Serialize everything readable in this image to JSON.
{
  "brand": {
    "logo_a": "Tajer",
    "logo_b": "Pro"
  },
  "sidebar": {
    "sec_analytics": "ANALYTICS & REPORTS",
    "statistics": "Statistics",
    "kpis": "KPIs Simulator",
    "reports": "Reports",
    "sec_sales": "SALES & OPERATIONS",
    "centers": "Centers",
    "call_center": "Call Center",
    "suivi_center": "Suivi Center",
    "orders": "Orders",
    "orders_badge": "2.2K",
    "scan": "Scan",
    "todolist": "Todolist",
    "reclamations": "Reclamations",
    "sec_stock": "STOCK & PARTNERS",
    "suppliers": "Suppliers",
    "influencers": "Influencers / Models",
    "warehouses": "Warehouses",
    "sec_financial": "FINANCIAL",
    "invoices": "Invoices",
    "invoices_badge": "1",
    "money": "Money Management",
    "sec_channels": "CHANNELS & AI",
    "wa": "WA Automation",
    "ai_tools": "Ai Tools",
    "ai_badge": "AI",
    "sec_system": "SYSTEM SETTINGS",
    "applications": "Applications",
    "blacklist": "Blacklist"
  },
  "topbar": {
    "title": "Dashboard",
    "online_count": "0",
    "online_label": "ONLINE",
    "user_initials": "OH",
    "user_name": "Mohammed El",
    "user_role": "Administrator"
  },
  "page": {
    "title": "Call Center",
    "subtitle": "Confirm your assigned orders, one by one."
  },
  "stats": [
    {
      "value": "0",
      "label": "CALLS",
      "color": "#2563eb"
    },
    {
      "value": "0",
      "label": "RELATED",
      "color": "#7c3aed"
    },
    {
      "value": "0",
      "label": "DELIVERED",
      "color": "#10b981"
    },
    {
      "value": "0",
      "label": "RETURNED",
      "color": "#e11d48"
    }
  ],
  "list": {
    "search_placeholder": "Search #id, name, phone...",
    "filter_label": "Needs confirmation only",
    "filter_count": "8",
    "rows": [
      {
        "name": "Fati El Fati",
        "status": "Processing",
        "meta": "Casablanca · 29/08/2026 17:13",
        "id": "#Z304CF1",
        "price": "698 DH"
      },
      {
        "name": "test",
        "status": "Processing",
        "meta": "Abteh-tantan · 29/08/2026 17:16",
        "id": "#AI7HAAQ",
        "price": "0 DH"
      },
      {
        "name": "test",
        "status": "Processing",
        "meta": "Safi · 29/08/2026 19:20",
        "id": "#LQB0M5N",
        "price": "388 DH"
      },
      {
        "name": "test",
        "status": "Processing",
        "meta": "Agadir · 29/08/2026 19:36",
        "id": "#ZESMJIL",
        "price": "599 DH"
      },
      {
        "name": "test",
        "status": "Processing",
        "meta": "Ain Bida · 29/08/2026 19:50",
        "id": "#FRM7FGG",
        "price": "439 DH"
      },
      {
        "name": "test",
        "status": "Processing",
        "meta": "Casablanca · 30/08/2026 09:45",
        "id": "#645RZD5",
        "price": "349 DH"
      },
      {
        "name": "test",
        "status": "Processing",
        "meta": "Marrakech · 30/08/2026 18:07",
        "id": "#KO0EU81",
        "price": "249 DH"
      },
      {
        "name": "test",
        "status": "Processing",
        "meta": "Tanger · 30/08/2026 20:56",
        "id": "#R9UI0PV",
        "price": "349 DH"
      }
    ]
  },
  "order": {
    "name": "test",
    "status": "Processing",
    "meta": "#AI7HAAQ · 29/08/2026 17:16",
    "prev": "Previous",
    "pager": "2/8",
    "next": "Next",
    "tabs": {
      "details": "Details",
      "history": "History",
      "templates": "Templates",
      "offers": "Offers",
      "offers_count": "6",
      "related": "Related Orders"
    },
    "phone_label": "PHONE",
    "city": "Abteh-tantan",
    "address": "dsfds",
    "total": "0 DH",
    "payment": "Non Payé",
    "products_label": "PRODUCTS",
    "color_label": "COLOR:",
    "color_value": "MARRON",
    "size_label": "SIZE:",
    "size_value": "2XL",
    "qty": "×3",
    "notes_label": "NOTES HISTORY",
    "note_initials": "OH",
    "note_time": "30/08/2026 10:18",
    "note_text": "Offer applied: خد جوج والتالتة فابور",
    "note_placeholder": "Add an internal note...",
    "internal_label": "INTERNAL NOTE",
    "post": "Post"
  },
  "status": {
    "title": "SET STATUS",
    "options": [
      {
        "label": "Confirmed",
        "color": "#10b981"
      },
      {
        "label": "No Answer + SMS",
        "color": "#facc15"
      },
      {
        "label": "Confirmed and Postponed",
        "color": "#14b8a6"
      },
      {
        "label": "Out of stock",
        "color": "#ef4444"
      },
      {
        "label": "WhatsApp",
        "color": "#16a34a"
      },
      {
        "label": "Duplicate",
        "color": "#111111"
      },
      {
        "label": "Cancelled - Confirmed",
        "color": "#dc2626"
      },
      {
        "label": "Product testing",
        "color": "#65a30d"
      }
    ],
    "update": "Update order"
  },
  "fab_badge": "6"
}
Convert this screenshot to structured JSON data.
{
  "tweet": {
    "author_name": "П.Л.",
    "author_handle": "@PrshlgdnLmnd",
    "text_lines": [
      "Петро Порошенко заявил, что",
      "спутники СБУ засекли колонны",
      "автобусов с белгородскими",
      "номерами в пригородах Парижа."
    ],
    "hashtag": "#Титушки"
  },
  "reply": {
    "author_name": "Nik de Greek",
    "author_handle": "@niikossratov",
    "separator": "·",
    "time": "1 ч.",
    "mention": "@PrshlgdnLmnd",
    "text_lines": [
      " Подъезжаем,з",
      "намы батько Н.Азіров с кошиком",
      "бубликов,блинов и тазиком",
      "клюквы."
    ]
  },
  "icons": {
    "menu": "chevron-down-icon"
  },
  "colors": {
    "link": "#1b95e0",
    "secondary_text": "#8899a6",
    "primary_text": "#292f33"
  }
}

= = = = = = =

→ **WHAT TO WORK ON**
Send back each record exactly as it stands.

→ **TASK RESULT**
Serialize everything readable in this image to JSON.
{
  "brand": {
    "logo_a": "Tajer",
    "logo_b": "Pro"
  },
  "sidebar": {
    "sec_analytics": "ANALYTICS & REPORTS",
    "statistics": "Statistics",
    "kpis": "KPIs Simulator",
    "reports": "Reports",
    "sec_sales": "SALES & OPERATIONS",
    "centers": "Centers",
    "call_center": "Call Center",
    "suivi_center": "Suivi Center",
    "orders": "Orders",
    "orders_badge": "2.2K",
    "scan": "Scan",
    "todolist": "Todolist",
    "reclamations": "Reclamations",
    "sec_stock": "STOCK & PARTNERS",
    "suppliers": "Suppliers",
    "influencers": "Influencers / Models",
    "warehouses": "Warehouses",
    "sec_financial": "FINANCIAL",
    "invoices": "Invoices",
    "invoices_badge": "1",
    "money": "Money Management",
    "sec_channels": "CHANNELS & AI",
    "wa": "WA Automation",
    "ai_tools": "Ai Tools",
    "ai_badge": "AI",
    "sec_system": "SYSTEM SETTINGS",
    "applications": "Applications",
    "blacklist": "Blacklist"
  },
  "topbar": {
    "title": "Dashboard",
    "online_count": "0",
    "online_label": "ONLINE",
    "user_initials": "OH",
    "user_name": "Mohammed El",
    "user_role": "Administrator"
  },
  "page": {
    "title": "Call Center",
    "subtitle": "Confirm your assigned orders, one by one."
  },
  "stats": [
    {
      "value": "0",
      "label": "CALLS",
      "color": "#2563eb"
    },
    {
      "value": "0",
      "label": "RELATED",
      "color": "#7c3aed"
    },
    {
      "value": "0",
      "label": "DELIVERED",
      "color": "#10b981"
    },
    {
      "value": "0",
      "label": "RETURNED",
      "color": "#e11d48"
    }
  ],
  "list": {
    "search_placeholder": "Search #id, name, phone...",
    "filter_label": "Needs confirmation only",
    "filter_count": "8",
    "rows": [
      {
        "name": "Fati El Fati",
        "status": "Processing",
        "meta": "Casablanca · 29/08/2026 17:13",
        "id": "#Z304CF1",
        "price": "698 DH"
      },
      {
        "name": "test",
        "status": "Processing",
        "meta": "Abteh-tantan · 29/08/2026 17:16",
        "id": "#AI7HAAQ",
        "price": "0 DH"
      },
      {
        "name": "test",
        "status": "Processing",
        "meta": "Safi · 29/08/2026 19:20",
        "id": "#LQB0M5N",
        "price": "388 DH"
      },
      {
        "name": "test",
        "status": "Processing",
        "meta": "Agadir · 29/08/2026 19:36",
        "id": "#ZESMJIL",
        "price": "599 DH"
      },
      {
        "name": "test",
        "status": "Processing",
        "meta": "Ain Bida · 29/08/2026 19:50",
        "id": "#FRM7FGG",
        "price": "439 DH"
      },
      {
        "name": "test",
        "status": "Processing",
        "meta": "Casablanca · 30/08/2026 09:45",
        "id": "#645RZD5",
        "price": "349 DH"
      },
      {
        "name": "test",
        "status": "Processing",
        "meta": "Marrakech · 30/08/2026 18:07",
        "id": "#KO0EU81",
        "price": "249 DH"
      },
      {
        "name": "test",
        "status": "Processing",
        "meta": "Tanger · 30/08/2026 20:56",
        "id": "#R9UI0PV",
        "price": "349 DH"
      }
    ]
  },
  "order": {
    "name": "test",
    "status": "Processing",
    "meta": "#AI7HAAQ · 29/08/2026 17:16",
    "prev": "Previous",
    "pager": "2/8",
    "next": "Next",
    "tabs": {
      "details": "Details",
      "history": "History",
      "templates": "Templates",
      "offers": "Offers",
      "offers_count": "6",
      "related": "Related Orders"
    },
    "phone_label": "PHONE",
    "city": "Abteh-tantan",
    "address": "dsfds",
    "total": "0 DH",
    "payment": "Non Payé",
    "products_label": "PRODUCTS",
    "color_label": "COLOR:",
    "color_value": "MARRON",
    "size_label": "SIZE:",
    "size_value": "2XL",
    "qty": "×3",
    "notes_label": "NOTES HISTORY",
    "note_initials": "OH",
    "note_time": "30/08/2026 10:18",
    "note_text": "Offer applied: خد جوج والتالتة فابور",
    "note_placeholder": "Add an internal note...",
    "internal_label": "INTERNAL NOTE",
    "post": "Post"
  },
  "status": {
    "title": "SET STATUS",
    "options": [
      {
        "label": "Confirmed",
        "color": "#10b981"
      },
      {
        "label": "No Answer + SMS",
        "color": "#facc15"
      },
      {
        "label": "Confirmed and Postponed",
        "color": "#14b8a6"
      },
      {
        "label": "Out of stock",
        "color": "#ef4444"
      },
      {
        "label": "WhatsApp",
        "color": "#16a34a"
      },
      {
        "label": "Duplicate",
        "color": "#111111"
      },
      {
        "label": "Cancelled - Confirmed",
        "color": "#dc2626"
      },
      {
        "label": "Product testing",
        "color": "#65a30d"
      }
    ],
    "update": "Update order"
  },
  "fab_badge": "6"
}
Convert this screenshot to structured JSON data.
{
  "tweet": {
    "author_name": "П.Л.",
    "author_handle": "@PrshlgdnLmnd",
    "text_lines": [
      "Петро Порошенко заявил, что",
      "спутники СБУ засекли колонны",
      "автобусов с белгородскими",
      "номерами в пригородах Парижа."
    ],
    "hashtag": "#Титушки"
  },
  "reply": {
    "author_name": "Nik de Greek",
    "author_handle": "@niikossratov",
    "separator": "·",
    "time": "1 ч.",
    "mention": "@PrshlgdnLmnd",
    "text_lines": [
      " Подъезжаем,з",
      "намы батько Н.Азіров с кошиком",
      "бубликов,блинов и тазиком",
      "клюквы."
    ]
  },
  "icons": {
    "menu": "chevron-down-icon"
  },
  "colors": {
    "link": "#1b95e0",
    "secondary_text": "#8899a6",
    "primary_text": "#292f33"
  }
}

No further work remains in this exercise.